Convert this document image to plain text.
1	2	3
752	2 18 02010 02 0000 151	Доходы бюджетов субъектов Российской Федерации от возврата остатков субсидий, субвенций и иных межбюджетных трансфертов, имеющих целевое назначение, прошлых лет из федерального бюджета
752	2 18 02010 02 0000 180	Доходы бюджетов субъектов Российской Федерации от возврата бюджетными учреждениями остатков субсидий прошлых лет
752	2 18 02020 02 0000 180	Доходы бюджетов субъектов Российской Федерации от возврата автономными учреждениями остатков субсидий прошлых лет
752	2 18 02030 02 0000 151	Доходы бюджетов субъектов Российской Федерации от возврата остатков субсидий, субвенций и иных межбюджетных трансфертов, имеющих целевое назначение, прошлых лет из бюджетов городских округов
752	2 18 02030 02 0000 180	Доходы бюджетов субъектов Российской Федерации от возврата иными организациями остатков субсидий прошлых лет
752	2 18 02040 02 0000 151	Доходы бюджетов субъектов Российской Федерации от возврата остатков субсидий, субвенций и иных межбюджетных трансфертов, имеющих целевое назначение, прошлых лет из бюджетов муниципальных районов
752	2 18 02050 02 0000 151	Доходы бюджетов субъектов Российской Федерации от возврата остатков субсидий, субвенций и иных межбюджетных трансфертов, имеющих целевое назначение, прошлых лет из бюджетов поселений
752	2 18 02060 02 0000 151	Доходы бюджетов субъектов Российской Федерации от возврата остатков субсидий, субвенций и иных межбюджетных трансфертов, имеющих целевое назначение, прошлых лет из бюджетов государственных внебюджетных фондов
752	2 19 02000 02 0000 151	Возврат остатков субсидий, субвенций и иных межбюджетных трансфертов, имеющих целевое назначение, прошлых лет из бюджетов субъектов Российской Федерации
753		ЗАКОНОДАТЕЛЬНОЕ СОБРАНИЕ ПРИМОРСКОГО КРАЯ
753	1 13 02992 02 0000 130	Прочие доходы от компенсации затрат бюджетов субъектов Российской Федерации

==

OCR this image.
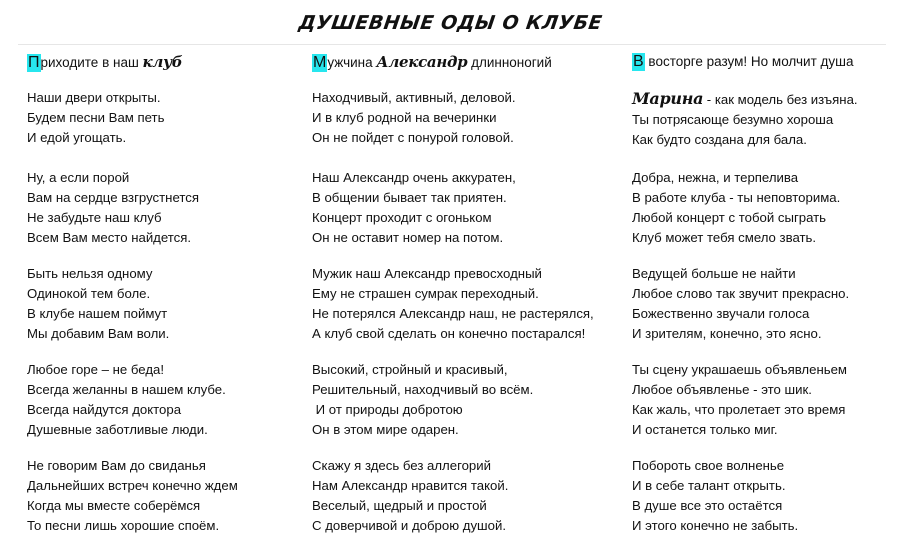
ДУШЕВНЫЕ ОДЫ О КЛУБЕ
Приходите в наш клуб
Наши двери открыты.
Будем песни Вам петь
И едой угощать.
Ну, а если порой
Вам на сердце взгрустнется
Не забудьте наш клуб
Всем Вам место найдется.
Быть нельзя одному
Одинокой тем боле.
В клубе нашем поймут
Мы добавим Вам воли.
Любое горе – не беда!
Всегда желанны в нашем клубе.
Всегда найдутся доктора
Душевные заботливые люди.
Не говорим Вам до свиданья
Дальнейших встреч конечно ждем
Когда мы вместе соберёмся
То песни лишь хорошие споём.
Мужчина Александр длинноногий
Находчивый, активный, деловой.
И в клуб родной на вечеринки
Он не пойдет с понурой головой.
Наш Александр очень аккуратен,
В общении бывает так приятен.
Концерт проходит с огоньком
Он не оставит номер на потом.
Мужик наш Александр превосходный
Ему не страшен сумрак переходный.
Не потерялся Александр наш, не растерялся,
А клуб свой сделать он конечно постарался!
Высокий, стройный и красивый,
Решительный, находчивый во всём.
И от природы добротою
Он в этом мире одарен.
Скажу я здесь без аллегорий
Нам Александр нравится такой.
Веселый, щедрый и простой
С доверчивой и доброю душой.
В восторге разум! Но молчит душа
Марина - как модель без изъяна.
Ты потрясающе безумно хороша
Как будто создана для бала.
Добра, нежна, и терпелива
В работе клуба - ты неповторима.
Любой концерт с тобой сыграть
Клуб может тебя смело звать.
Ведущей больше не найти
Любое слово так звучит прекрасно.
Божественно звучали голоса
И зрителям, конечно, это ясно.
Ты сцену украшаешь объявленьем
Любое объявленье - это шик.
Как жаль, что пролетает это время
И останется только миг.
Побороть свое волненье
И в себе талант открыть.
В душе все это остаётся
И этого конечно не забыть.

...

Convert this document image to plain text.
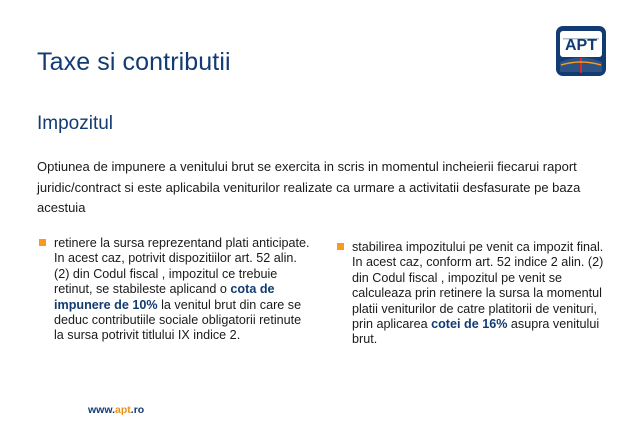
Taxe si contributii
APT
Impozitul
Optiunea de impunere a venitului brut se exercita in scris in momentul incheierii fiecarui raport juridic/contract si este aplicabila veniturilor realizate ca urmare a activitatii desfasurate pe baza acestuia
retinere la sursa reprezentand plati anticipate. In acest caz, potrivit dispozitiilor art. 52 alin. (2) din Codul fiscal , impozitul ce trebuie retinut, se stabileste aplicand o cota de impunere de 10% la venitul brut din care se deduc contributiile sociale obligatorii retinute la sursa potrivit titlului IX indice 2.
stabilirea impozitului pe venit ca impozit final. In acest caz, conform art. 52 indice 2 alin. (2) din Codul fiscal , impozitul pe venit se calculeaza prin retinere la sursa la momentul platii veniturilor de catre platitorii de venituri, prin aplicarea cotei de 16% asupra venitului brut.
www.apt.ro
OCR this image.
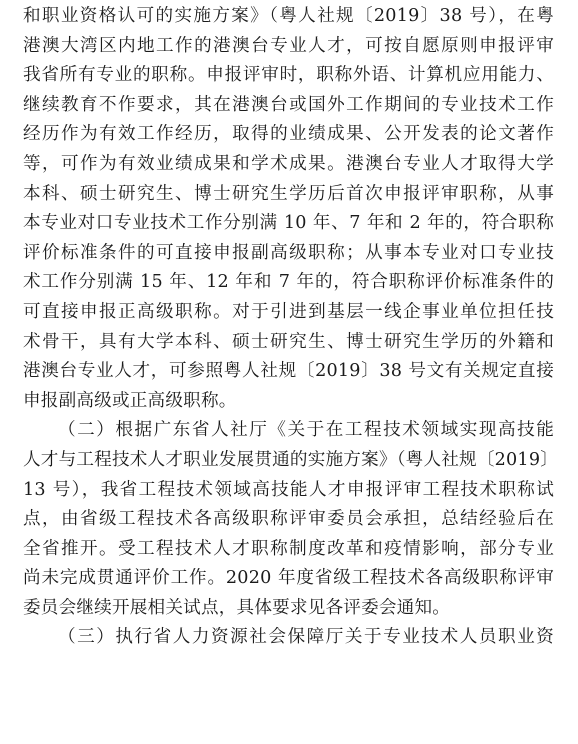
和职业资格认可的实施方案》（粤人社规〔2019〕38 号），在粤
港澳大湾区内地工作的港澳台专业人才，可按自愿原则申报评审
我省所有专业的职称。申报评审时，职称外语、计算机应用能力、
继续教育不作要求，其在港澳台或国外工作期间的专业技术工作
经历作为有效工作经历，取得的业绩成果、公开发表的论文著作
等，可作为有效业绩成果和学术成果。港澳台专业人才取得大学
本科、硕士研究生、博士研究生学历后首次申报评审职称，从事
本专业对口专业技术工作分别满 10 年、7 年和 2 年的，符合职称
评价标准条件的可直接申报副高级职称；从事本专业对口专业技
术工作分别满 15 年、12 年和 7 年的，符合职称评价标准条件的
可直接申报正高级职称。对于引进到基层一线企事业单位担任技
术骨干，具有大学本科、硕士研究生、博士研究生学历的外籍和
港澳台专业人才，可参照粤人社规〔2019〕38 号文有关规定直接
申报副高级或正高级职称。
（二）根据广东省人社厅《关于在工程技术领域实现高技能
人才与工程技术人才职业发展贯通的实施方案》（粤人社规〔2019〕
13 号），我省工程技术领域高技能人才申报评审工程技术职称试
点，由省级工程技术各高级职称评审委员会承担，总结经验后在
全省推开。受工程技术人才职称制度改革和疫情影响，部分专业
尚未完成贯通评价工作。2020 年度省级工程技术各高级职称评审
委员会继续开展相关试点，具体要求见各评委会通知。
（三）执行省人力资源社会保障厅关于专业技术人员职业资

Stated task: From the data, collect all lines where the string "конечно" appears.

Expected output:
Дальнейших встреч конечно ждем
А клуб свой сделать он конечно постарался!
И зрителям, конечно, это ясно.
И этого конечно не забыть.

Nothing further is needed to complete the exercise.